→ Rows from a dataset:

--- BEGIN ---

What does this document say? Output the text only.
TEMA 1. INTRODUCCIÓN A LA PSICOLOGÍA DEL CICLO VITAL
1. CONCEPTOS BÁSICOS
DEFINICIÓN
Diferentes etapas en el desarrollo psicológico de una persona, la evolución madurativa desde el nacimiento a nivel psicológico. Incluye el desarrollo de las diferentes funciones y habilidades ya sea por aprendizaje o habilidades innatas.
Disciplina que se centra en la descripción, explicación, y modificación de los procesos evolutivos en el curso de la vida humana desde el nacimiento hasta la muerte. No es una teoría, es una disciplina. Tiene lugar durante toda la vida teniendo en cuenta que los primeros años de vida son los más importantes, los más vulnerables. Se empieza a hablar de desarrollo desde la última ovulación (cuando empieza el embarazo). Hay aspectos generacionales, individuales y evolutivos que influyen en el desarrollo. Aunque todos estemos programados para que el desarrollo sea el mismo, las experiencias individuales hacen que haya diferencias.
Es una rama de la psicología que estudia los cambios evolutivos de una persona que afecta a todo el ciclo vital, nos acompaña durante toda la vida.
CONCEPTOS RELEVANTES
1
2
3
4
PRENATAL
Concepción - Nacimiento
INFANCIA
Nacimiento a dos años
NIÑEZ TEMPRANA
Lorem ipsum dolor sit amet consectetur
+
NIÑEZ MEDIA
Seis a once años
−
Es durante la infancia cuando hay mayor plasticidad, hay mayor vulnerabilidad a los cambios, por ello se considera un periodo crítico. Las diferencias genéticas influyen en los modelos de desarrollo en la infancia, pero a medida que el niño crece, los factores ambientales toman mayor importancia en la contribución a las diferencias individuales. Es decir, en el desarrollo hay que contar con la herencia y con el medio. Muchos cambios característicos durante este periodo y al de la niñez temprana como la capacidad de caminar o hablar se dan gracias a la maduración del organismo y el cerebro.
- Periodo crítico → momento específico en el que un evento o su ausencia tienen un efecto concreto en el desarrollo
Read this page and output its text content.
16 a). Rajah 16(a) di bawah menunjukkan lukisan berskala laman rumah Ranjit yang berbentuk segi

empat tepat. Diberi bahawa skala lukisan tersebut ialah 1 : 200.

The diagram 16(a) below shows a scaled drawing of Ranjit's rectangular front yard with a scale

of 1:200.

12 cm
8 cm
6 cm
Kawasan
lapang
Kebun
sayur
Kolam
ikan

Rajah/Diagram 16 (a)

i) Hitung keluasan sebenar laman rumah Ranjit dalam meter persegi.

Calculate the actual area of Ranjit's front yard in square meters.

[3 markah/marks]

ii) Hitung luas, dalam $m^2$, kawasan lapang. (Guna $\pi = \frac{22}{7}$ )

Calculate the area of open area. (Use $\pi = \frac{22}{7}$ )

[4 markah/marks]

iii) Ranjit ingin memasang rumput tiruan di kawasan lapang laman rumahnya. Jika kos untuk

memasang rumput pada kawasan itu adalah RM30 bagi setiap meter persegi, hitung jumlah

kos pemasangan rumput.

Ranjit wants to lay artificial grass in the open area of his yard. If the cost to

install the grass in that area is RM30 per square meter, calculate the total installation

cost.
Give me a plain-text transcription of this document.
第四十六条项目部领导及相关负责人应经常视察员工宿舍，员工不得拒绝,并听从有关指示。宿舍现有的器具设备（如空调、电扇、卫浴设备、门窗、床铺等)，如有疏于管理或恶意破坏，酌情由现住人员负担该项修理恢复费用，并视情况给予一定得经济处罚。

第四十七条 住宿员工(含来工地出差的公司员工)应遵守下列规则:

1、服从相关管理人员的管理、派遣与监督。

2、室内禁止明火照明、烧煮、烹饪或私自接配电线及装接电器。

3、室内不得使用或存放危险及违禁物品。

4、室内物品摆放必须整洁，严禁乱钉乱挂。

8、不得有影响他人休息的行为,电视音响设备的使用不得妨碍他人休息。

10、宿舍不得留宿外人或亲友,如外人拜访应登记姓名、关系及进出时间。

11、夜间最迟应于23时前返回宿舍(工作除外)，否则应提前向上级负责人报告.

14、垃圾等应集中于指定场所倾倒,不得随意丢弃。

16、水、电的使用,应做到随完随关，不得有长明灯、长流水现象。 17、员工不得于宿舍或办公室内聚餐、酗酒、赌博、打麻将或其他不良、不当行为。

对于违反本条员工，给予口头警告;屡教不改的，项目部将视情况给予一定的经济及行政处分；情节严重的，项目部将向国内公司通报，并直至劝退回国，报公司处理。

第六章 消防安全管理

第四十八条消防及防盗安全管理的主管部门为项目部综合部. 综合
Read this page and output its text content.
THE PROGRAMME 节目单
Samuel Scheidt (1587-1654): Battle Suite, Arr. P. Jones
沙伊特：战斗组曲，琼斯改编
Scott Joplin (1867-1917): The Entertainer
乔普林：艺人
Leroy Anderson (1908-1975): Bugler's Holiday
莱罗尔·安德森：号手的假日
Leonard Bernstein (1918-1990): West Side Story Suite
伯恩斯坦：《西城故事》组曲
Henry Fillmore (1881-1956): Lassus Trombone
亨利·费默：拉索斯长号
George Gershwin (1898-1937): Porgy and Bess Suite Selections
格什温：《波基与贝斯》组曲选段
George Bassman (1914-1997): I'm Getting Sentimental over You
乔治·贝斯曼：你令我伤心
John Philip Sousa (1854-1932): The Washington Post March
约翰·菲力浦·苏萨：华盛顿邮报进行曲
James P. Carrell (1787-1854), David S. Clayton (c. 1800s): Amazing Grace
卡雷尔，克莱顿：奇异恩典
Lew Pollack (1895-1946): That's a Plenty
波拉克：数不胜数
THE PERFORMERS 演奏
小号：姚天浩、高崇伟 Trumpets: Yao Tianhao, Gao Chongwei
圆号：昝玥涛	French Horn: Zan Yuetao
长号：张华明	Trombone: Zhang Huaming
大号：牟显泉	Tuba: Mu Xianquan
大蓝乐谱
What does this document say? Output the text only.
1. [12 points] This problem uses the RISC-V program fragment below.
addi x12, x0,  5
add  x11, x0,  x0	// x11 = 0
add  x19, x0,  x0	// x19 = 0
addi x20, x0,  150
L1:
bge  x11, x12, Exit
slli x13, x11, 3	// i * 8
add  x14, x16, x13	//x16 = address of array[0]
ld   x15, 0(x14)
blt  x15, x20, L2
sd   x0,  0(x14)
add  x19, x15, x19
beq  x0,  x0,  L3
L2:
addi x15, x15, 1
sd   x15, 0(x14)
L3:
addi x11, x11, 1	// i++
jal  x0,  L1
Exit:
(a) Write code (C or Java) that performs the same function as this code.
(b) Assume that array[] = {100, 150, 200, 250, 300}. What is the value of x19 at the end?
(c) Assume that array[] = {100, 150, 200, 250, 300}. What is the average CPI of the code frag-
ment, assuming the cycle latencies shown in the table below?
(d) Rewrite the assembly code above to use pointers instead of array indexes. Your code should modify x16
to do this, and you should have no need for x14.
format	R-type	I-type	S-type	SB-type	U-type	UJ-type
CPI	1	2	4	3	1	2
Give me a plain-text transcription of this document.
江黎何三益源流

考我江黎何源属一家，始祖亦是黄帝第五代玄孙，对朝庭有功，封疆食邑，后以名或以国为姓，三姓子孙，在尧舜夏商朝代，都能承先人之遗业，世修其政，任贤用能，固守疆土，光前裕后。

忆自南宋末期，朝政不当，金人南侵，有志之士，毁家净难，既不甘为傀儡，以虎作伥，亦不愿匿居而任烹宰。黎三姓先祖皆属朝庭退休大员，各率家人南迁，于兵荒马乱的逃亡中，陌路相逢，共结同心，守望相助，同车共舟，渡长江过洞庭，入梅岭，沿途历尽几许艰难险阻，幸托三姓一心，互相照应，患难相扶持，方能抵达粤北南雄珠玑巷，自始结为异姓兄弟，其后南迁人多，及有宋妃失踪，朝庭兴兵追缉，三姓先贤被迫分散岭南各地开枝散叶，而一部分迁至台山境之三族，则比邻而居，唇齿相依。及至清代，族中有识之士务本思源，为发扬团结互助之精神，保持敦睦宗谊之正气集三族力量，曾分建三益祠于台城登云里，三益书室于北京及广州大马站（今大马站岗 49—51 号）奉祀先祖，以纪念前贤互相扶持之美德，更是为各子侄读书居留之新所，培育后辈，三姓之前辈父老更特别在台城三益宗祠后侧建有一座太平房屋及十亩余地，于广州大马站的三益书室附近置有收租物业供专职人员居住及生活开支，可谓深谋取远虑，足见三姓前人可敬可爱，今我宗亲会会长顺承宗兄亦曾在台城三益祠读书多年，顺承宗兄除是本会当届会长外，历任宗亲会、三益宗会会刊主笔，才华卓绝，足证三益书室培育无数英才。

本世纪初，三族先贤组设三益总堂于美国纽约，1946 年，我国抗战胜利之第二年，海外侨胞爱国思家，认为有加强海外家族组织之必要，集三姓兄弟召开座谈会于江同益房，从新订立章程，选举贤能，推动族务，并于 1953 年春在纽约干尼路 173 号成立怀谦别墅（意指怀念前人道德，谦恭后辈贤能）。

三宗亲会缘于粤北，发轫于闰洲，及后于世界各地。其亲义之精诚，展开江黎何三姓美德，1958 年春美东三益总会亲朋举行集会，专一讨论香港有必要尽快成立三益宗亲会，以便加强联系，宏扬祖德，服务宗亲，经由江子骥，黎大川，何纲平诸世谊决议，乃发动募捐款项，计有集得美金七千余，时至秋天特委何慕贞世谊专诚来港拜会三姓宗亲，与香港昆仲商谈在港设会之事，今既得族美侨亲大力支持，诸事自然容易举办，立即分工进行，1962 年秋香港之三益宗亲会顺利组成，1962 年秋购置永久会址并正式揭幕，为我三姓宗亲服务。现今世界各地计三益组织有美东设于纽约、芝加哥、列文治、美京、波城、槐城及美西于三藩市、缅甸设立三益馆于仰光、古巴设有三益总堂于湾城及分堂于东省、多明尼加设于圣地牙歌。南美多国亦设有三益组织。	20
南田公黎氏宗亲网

--- END ---

→ Short task:
Copy each line of the listing in which the word "frac" can be found.

→ Worked answer:
ii) Hitung luas, dalam $m^2$, kawasan lapang. (Guna $\pi = \frac{22}{7}$ )
Calculate the area of open area. (Use $\pi = \frac{22}{7}$ )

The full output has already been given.